**RECORDED INFORMATION:**
---

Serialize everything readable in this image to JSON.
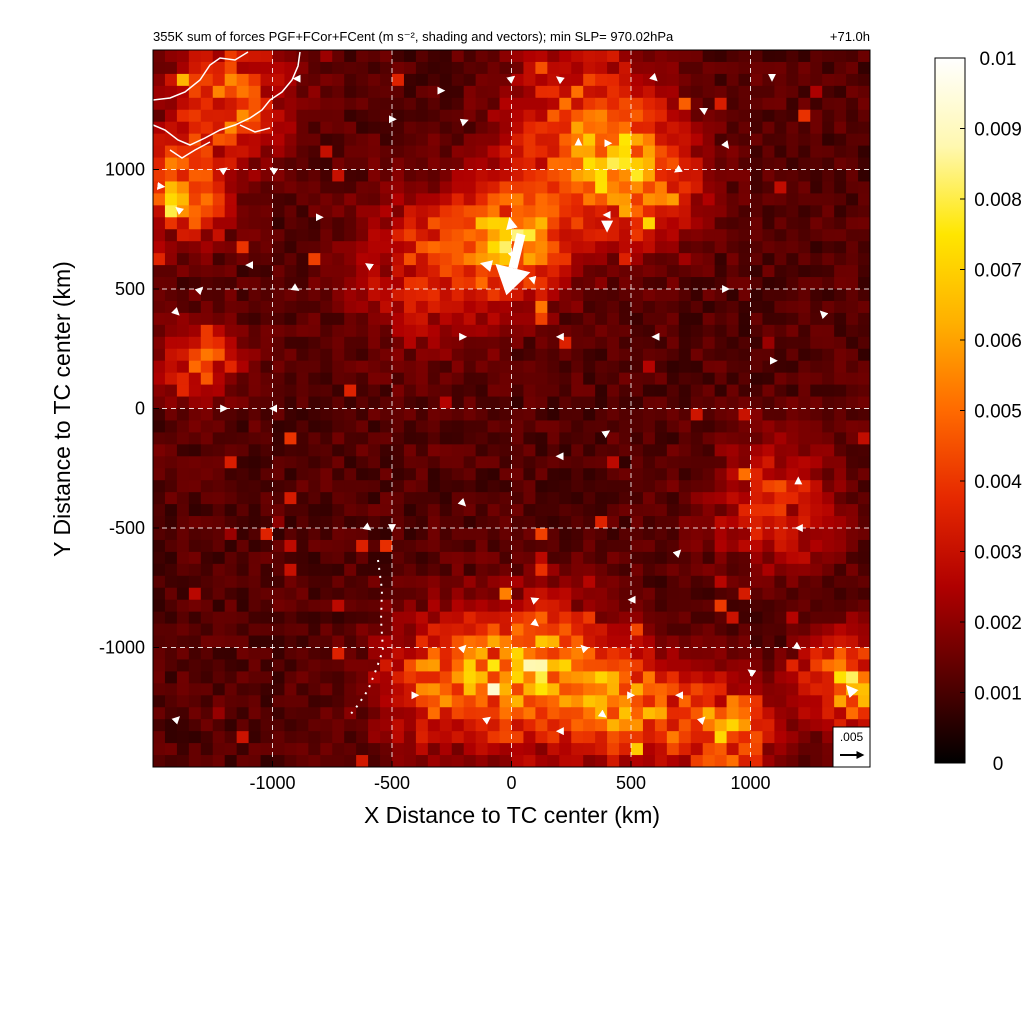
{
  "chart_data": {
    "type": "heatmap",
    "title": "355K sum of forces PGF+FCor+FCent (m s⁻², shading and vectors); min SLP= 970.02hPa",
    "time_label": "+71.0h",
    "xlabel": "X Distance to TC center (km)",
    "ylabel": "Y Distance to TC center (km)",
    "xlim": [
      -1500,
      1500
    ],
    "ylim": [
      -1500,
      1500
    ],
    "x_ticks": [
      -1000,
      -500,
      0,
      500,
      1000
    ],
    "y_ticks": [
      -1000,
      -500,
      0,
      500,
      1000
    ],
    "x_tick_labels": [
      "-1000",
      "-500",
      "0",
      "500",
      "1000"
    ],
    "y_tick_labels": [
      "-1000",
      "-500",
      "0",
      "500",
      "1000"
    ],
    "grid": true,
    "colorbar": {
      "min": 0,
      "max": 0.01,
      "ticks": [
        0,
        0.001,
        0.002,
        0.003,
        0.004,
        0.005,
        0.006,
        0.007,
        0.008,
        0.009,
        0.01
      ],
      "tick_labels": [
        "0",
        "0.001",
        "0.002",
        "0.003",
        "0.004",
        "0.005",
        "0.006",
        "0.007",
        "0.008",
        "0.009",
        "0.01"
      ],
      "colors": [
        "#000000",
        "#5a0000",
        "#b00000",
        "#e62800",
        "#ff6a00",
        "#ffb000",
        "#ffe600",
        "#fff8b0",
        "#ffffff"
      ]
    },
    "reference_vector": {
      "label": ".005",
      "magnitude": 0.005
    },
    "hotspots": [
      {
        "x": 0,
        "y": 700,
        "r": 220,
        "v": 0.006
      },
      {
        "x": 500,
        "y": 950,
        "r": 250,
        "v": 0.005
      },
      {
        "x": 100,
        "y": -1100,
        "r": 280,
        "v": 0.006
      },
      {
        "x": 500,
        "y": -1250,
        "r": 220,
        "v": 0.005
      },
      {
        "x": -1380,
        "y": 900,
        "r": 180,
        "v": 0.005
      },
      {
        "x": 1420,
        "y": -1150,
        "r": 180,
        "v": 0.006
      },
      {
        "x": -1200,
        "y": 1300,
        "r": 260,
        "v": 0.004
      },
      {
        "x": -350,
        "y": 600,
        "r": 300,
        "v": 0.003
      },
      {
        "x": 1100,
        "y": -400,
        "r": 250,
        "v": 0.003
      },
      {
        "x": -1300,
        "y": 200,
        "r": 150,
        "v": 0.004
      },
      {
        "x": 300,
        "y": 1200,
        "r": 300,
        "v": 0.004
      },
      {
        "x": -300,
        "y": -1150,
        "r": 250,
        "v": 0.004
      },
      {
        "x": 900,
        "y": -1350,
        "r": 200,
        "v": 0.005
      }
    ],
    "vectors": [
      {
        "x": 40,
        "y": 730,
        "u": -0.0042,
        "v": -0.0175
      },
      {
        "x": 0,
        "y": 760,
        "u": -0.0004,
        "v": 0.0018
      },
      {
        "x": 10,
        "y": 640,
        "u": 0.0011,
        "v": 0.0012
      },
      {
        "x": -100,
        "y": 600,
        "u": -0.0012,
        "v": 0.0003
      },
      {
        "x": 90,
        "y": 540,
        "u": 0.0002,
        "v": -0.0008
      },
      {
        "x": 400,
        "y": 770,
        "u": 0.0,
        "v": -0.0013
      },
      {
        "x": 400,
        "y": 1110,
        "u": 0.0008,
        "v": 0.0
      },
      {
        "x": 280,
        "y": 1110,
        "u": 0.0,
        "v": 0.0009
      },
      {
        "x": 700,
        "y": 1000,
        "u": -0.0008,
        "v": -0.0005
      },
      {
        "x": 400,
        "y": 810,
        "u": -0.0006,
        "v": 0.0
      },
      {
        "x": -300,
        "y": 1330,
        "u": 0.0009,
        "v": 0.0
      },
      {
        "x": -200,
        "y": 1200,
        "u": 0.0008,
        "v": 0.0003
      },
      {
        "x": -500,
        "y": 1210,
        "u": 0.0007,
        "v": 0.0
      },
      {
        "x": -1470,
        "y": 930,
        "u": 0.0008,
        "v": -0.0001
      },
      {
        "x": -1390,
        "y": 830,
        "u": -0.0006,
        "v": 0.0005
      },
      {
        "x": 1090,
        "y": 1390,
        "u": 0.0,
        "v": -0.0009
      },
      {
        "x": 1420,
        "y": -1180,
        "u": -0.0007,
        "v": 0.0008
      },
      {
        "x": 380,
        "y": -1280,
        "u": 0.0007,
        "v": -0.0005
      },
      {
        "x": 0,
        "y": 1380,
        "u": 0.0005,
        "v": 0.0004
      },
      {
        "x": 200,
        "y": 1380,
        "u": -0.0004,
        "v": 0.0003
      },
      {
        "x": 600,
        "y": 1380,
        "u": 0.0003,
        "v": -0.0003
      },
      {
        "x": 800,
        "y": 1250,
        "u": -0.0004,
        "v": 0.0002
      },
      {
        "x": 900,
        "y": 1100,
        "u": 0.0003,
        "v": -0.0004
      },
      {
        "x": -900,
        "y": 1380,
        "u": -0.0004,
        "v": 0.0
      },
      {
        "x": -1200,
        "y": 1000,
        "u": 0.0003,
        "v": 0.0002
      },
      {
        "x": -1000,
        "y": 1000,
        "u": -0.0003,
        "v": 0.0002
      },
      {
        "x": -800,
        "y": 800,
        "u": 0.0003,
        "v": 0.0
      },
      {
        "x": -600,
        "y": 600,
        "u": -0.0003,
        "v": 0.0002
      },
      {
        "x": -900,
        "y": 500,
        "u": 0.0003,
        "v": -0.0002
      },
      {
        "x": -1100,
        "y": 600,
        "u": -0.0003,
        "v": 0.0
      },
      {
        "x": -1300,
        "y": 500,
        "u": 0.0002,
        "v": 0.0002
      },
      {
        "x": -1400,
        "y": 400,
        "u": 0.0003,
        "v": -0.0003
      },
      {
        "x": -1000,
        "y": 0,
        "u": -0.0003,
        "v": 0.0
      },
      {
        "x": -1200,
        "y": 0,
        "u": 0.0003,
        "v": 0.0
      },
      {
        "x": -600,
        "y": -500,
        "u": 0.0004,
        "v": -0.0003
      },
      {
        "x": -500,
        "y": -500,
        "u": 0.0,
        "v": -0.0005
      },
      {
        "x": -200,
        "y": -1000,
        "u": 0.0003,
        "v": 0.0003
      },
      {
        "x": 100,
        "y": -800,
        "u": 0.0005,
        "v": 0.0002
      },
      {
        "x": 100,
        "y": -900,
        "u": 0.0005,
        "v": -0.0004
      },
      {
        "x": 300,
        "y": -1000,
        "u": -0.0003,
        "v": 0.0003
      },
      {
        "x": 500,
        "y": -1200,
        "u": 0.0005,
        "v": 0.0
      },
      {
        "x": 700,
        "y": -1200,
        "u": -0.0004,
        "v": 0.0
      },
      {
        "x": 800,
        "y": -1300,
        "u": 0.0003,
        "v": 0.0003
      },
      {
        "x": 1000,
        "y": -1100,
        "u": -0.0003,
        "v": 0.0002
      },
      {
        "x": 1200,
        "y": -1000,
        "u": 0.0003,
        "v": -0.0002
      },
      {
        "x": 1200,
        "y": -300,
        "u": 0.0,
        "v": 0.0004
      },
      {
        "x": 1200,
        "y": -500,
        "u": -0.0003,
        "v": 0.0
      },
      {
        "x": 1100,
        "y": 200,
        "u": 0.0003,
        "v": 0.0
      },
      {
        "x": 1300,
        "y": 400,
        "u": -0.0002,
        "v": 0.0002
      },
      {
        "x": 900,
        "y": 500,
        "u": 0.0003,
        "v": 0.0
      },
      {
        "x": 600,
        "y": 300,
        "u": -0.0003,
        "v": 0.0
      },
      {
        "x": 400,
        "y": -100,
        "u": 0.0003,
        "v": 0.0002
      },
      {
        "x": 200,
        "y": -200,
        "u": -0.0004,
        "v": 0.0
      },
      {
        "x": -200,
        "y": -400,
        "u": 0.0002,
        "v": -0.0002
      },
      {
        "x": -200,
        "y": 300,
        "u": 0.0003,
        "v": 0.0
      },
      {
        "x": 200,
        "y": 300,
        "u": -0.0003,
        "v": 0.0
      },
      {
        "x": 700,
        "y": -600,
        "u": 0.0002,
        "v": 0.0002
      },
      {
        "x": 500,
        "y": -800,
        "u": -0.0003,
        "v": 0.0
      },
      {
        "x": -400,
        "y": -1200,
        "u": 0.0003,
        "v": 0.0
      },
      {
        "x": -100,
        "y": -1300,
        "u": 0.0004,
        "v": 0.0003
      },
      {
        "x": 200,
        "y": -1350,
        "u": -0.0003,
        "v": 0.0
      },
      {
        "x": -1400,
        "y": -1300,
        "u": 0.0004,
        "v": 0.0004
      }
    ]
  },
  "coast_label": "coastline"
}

---

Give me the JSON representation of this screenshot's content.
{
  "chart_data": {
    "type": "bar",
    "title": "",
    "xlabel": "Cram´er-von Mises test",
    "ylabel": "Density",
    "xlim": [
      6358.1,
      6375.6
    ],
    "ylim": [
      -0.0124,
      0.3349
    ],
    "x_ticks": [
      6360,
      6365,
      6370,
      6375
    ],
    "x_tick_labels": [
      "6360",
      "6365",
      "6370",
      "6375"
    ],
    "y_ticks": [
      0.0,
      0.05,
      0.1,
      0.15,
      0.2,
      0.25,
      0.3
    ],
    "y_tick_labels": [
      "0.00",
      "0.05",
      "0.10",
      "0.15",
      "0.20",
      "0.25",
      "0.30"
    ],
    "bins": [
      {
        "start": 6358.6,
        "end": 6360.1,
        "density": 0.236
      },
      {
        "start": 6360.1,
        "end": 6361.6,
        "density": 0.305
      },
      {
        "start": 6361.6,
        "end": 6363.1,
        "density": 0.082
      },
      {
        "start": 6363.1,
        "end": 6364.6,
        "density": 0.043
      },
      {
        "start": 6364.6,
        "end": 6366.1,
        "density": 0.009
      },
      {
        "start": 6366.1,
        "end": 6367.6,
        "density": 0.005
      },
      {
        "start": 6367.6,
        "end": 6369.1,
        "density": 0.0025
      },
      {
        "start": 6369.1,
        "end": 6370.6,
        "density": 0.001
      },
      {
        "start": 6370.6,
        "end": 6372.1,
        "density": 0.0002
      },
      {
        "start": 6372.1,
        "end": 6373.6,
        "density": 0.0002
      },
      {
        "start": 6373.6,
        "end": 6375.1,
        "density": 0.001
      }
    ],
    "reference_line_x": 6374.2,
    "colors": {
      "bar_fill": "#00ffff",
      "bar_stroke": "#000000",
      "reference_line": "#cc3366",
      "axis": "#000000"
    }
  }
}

---

**PROBLEM:**
Scan the material above for the word "Distance". Copy each line where it occurs.

**THE SOLUTION:**
    "xlabel": "X Distance to TC center (km)",
    "ylabel": "Y Distance to TC center (km)",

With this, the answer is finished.